Your task is to reproduce the entries below word for word.

-- Start --

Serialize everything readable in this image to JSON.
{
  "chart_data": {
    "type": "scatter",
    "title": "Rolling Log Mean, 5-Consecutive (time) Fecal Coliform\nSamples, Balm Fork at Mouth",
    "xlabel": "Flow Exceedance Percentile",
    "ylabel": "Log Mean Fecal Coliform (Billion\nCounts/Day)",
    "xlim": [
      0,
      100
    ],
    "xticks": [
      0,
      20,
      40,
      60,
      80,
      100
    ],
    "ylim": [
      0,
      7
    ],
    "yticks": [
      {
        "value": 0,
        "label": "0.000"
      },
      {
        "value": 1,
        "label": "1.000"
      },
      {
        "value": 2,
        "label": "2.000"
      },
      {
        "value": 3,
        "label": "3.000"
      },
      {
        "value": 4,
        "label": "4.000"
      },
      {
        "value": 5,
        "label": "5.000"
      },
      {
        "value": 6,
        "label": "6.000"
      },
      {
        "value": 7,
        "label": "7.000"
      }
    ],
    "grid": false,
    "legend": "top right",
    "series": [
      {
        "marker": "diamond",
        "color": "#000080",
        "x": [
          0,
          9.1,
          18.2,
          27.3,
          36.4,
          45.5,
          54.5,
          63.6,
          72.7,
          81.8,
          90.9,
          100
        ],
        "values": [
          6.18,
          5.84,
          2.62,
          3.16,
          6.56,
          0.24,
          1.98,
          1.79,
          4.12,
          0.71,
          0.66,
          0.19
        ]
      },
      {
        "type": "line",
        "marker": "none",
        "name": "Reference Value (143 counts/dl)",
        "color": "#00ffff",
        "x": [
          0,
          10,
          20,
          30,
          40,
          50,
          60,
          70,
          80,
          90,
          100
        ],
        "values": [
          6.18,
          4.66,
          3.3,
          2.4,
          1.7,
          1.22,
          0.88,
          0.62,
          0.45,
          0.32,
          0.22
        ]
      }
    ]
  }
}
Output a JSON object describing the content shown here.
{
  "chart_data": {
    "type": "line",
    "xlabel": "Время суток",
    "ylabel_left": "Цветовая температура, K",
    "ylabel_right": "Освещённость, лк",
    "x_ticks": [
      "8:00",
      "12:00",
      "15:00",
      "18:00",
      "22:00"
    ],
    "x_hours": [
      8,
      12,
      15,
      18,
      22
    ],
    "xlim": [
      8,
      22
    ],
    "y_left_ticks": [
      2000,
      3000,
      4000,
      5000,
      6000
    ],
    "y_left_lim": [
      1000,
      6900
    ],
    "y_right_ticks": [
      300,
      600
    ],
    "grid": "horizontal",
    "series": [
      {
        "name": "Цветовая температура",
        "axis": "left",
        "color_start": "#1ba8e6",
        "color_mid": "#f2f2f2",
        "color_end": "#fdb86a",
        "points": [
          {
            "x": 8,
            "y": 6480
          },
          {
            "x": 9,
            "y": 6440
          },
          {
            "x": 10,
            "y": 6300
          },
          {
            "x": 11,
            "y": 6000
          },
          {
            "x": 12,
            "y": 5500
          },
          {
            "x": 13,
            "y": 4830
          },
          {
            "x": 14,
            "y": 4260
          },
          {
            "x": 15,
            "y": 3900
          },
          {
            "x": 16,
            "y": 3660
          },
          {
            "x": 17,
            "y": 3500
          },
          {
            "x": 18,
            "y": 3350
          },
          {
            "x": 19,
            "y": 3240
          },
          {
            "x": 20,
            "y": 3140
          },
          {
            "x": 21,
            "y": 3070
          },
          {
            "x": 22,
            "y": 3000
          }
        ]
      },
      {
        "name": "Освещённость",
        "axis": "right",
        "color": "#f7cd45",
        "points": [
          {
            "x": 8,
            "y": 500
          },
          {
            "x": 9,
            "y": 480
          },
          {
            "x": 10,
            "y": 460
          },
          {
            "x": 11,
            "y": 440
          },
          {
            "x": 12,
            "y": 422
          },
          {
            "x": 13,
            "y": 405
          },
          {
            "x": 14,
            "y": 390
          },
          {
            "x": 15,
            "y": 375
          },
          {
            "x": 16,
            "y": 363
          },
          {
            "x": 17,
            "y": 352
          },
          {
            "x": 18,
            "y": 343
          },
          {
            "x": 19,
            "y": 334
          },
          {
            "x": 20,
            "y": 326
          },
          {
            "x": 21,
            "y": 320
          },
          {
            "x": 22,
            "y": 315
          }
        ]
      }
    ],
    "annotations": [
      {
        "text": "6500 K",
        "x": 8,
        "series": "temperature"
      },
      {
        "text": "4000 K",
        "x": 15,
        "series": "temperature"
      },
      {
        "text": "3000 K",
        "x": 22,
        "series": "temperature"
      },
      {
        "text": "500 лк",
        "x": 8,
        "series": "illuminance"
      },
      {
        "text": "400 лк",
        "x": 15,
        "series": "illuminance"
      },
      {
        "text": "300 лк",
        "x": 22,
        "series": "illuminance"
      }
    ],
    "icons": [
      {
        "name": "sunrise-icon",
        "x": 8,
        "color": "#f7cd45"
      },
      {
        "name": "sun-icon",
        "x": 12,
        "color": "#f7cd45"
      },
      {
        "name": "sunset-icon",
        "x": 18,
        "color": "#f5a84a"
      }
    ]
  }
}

-- End --

RESULT -
Serialize everything readable in this image to JSON.
{
  "chart_data": {
    "type": "scatter",
    "title": "Rolling Log Mean, 5-Consecutive (time) Fecal Coliform\nSamples, Balm Fork at Mouth",
    "xlabel": "Flow Exceedance Percentile",
    "ylabel": "Log Mean Fecal Coliform (Billion\nCounts/Day)",
    "xlim": [
      0,
      100
    ],
    "xticks": [
      0,
      20,
      40,
      60,
      80,
      100
    ],
    "ylim": [
      0,
      7
    ],
    "yticks": [
      {
        "value": 0,
        "label": "0.000"
      },
      {
        "value": 1,
        "label": "1.000"
      },
      {
        "value": 2,
        "label": "2.000"
      },
      {
        "value": 3,
        "label": "3.000"
      },
      {
        "value": 4,
        "label": "4.000"
      },
      {
        "value": 5,
        "label": "5.000"
      },
      {
        "value": 6,
        "label": "6.000"
      },
      {
        "value": 7,
        "label": "7.000"
      }
    ],
    "grid": false,
    "legend": "top right",
    "series": [
      {
        "marker": "diamond",
        "color": "#000080",
        "x": [
          0,
          9.1,
          18.2,
          27.3,
          36.4,
          45.5,
          54.5,
          63.6,
          72.7,
          81.8,
          90.9,
          100
        ],
        "values": [
          6.18,
          5.84,
          2.62,
          3.16,
          6.56,
          0.24,
          1.98,
          1.79,
          4.12,
          0.71,
          0.66,
          0.19
        ]
      },
      {
        "type": "line",
        "marker": "none",
        "name": "Reference Value (143 counts/dl)",
        "color": "#00ffff",
        "x": [
          0,
          10,
          20,
          30,
          40,
          50,
          60,
          70,
          80,
          90,
          100
        ],
        "values": [
          6.18,
          4.66,
          3.3,
          2.4,
          1.7,
          1.22,
          0.88,
          0.62,
          0.45,
          0.32,
          0.22
        ]
      }
    ]
  }
}
Output a JSON object describing the content shown here.
{
  "chart_data": {
    "type": "line",
    "xlabel": "Время суток",
    "ylabel_left": "Цветовая температура, K",
    "ylabel_right": "Освещённость, лк",
    "x_ticks": [
      "8:00",
      "12:00",
      "15:00",
      "18:00",
      "22:00"
    ],
    "x_hours": [
      8,
      12,
      15,
      18,
      22
    ],
    "xlim": [
      8,
      22
    ],
    "y_left_ticks": [
      2000,
      3000,
      4000,
      5000,
      6000
    ],
    "y_left_lim": [
      1000,
      6900
    ],
    "y_right_ticks": [
      300,
      600
    ],
    "grid": "horizontal",
    "series": [
      {
        "name": "Цветовая температура",
        "axis": "left",
        "color_start": "#1ba8e6",
        "color_mid": "#f2f2f2",
        "color_end": "#fdb86a",
        "points": [
          {
            "x": 8,
            "y": 6480
          },
          {
            "x": 9,
            "y": 6440
          },
          {
            "x": 10,
            "y": 6300
          },
          {
            "x": 11,
            "y": 6000
          },
          {
            "x": 12,
            "y": 5500
          },
          {
            "x": 13,
            "y": 4830
          },
          {
            "x": 14,
            "y": 4260
          },
          {
            "x": 15,
            "y": 3900
          },
          {
            "x": 16,
            "y": 3660
          },
          {
            "x": 17,
            "y": 3500
          },
          {
            "x": 18,
            "y": 3350
          },
          {
            "x": 19,
            "y": 3240
          },
          {
            "x": 20,
            "y": 3140
          },
          {
            "x": 21,
            "y": 3070
          },
          {
            "x": 22,
            "y": 3000
          }
        ]
      },
      {
        "name": "Освещённость",
        "axis": "right",
        "color": "#f7cd45",
        "points": [
          {
            "x": 8,
            "y": 500
          },
          {
            "x": 9,
            "y": 480
          },
          {
            "x": 10,
            "y": 460
          },
          {
            "x": 11,
            "y": 440
          },
          {
            "x": 12,
            "y": 422
          },
          {
            "x": 13,
            "y": 405
          },
          {
            "x": 14,
            "y": 390
          },
          {
            "x": 15,
            "y": 375
          },
          {
            "x": 16,
            "y": 363
          },
          {
            "x": 17,
            "y": 352
          },
          {
            "x": 18,
            "y": 343
          },
          {
            "x": 19,
            "y": 334
          },
          {
            "x": 20,
            "y": 326
          },
          {
            "x": 21,
            "y": 320
          },
          {
            "x": 22,
            "y": 315
          }
        ]
      }
    ],
    "annotations": [
      {
        "text": "6500 K",
        "x": 8,
        "series": "temperature"
      },
      {
        "text": "4000 K",
        "x": 15,
        "series": "temperature"
      },
      {
        "text": "3000 K",
        "x": 22,
        "series": "temperature"
      },
      {
        "text": "500 лк",
        "x": 8,
        "series": "illuminance"
      },
      {
        "text": "400 лк",
        "x": 15,
        "series": "illuminance"
      },
      {
        "text": "300 лк",
        "x": 22,
        "series": "illuminance"
      }
    ],
    "icons": [
      {
        "name": "sunrise-icon",
        "x": 8,
        "color": "#f7cd45"
      },
      {
        "name": "sun-icon",
        "x": 12,
        "color": "#f7cd45"
      },
      {
        "name": "sunset-icon",
        "x": 18,
        "color": "#f5a84a"
      }
    ]
  }
}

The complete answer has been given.